(Figure dataset records)

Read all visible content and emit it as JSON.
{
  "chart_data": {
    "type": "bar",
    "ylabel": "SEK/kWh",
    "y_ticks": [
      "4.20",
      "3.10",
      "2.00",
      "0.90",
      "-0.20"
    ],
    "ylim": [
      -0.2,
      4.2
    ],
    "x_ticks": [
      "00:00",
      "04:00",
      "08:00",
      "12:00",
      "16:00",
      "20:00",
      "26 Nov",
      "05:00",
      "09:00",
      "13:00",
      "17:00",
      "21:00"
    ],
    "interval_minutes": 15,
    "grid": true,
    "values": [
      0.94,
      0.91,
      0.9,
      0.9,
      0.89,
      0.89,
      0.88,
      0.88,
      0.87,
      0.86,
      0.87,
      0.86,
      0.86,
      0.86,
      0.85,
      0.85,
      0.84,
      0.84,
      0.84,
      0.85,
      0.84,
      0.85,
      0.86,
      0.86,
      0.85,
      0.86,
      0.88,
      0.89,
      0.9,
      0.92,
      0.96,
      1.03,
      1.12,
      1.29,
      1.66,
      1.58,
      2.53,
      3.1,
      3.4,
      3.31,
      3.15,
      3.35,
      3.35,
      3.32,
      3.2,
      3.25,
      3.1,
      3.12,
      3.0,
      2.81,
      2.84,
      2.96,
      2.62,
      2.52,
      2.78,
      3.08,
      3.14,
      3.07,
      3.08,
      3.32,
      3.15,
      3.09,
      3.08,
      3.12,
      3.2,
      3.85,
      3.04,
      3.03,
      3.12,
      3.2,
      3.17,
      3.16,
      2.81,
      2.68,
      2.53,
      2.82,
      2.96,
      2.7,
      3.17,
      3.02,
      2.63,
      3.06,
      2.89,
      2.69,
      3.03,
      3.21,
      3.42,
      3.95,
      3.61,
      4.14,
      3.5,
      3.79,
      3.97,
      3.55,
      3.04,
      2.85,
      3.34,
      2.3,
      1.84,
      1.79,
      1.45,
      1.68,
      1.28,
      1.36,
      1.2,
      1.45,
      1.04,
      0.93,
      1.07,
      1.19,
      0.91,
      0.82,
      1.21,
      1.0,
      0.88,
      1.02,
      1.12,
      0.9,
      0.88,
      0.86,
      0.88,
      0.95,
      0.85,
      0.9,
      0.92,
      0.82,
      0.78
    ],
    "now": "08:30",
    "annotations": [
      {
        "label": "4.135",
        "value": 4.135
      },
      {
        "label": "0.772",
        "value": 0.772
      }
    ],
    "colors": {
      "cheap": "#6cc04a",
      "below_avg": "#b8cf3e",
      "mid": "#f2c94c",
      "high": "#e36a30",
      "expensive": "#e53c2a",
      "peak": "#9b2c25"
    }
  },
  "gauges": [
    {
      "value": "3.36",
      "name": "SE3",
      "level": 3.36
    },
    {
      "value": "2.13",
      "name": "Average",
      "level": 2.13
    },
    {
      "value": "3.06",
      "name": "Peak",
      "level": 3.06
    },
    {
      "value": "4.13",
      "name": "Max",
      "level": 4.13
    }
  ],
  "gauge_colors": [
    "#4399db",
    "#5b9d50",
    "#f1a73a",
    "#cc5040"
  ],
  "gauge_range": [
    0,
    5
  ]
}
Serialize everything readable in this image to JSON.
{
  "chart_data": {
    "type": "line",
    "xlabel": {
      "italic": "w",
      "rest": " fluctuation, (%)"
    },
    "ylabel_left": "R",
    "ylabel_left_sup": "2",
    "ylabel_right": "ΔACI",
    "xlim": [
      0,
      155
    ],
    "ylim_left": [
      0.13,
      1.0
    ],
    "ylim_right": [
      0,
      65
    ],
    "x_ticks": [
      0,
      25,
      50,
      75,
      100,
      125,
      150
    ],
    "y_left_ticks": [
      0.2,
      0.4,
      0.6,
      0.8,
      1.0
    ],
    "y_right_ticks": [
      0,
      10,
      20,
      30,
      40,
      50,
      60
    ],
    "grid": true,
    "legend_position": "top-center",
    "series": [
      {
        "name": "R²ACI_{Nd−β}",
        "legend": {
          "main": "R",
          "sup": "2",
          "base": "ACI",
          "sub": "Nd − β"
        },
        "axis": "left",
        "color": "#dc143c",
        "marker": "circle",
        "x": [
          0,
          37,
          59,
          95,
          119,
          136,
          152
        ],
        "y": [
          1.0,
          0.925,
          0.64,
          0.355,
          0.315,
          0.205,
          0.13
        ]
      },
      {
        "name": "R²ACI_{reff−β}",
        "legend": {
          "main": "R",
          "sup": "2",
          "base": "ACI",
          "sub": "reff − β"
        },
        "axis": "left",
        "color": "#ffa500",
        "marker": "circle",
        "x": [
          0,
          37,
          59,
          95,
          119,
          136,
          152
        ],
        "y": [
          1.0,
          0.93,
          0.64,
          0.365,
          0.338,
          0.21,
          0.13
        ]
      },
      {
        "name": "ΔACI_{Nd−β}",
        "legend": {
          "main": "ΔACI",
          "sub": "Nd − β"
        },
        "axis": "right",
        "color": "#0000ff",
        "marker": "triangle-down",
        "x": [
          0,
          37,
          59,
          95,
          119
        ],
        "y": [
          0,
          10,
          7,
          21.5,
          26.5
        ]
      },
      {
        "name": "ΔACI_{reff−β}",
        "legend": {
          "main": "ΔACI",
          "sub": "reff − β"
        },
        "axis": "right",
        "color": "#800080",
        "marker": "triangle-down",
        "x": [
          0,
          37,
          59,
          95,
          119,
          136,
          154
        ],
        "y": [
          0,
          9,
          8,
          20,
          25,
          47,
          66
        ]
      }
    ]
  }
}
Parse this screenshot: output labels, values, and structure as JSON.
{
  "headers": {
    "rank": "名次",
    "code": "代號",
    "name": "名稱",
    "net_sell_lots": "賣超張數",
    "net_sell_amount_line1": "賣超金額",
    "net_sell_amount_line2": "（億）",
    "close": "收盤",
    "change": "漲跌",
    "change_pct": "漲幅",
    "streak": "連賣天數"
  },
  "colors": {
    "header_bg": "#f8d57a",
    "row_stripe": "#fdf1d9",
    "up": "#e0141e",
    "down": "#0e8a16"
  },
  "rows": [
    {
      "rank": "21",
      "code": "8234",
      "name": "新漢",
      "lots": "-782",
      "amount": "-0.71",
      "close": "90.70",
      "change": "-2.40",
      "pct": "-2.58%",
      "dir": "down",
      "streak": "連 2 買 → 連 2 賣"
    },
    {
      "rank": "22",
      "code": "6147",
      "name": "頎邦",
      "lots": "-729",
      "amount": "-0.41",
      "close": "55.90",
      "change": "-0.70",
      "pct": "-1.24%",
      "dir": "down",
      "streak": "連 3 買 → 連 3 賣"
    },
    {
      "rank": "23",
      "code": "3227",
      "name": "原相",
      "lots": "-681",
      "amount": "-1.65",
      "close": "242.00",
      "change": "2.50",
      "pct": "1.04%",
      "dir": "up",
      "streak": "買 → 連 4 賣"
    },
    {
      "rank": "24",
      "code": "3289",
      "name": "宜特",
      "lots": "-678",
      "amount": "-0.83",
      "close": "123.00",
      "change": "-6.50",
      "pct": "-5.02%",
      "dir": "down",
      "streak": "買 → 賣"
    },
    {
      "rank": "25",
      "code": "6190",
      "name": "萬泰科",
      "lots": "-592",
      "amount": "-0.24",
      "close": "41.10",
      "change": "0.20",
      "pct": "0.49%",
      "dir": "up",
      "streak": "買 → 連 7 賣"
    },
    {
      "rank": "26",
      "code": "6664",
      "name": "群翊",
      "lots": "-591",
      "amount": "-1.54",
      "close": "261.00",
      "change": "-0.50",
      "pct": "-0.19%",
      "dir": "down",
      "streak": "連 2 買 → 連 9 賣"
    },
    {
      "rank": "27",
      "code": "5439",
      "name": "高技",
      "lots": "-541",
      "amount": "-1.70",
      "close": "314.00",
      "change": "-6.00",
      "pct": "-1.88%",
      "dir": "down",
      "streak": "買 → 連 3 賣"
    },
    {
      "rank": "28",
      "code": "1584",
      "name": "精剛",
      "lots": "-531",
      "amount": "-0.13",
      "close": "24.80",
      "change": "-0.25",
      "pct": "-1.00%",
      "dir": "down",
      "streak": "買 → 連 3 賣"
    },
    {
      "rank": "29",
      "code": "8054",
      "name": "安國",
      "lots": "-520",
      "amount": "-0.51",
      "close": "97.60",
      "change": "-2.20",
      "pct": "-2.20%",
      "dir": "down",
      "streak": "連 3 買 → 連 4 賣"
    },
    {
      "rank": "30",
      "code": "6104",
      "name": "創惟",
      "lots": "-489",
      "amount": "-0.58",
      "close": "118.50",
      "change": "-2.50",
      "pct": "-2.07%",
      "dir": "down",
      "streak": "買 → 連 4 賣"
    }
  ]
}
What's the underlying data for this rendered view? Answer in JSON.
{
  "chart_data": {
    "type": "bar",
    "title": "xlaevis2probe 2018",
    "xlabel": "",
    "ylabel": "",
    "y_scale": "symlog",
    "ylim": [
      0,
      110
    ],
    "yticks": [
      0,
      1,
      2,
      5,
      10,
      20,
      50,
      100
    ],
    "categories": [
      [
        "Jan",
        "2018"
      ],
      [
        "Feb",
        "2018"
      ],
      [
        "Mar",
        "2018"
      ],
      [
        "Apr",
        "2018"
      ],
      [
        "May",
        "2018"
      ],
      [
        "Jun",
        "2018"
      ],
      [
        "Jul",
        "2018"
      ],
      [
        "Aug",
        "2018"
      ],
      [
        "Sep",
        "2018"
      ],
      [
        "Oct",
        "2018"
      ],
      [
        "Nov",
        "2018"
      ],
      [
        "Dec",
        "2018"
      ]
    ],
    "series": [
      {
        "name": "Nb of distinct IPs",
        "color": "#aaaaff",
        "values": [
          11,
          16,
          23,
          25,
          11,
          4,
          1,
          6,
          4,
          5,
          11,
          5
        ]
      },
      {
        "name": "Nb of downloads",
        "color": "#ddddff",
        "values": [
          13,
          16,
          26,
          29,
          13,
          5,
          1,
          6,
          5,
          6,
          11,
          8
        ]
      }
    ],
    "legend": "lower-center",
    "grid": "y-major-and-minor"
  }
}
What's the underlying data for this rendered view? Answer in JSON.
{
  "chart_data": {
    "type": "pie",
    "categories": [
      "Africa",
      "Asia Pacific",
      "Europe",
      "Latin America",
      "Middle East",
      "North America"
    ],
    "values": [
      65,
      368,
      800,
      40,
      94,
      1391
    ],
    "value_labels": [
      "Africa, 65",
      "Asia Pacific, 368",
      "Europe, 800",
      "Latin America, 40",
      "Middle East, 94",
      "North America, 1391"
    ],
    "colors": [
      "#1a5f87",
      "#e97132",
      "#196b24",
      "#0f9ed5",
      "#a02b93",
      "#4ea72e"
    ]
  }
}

TASK – Copy every line of the listing that includes the string "streak".

COMPLETED TASK –
    "streak": "連賣天數"
      "streak": "連 2 買 → 連 2 賣"
      "streak": "連 3 買 → 連 3 賣"
      "streak": "買 → 連 4 賣"
      "streak": "買 → 賣"
      "streak": "買 → 連 7 賣"
      "streak": "連 2 買 → 連 9 賣"
      "streak": "買 → 連 3 賣"
      "streak": "買 → 連 3 賣"
      "streak": "連 3 買 → 連 4 賣"
      "streak": "買 → 連 4 賣"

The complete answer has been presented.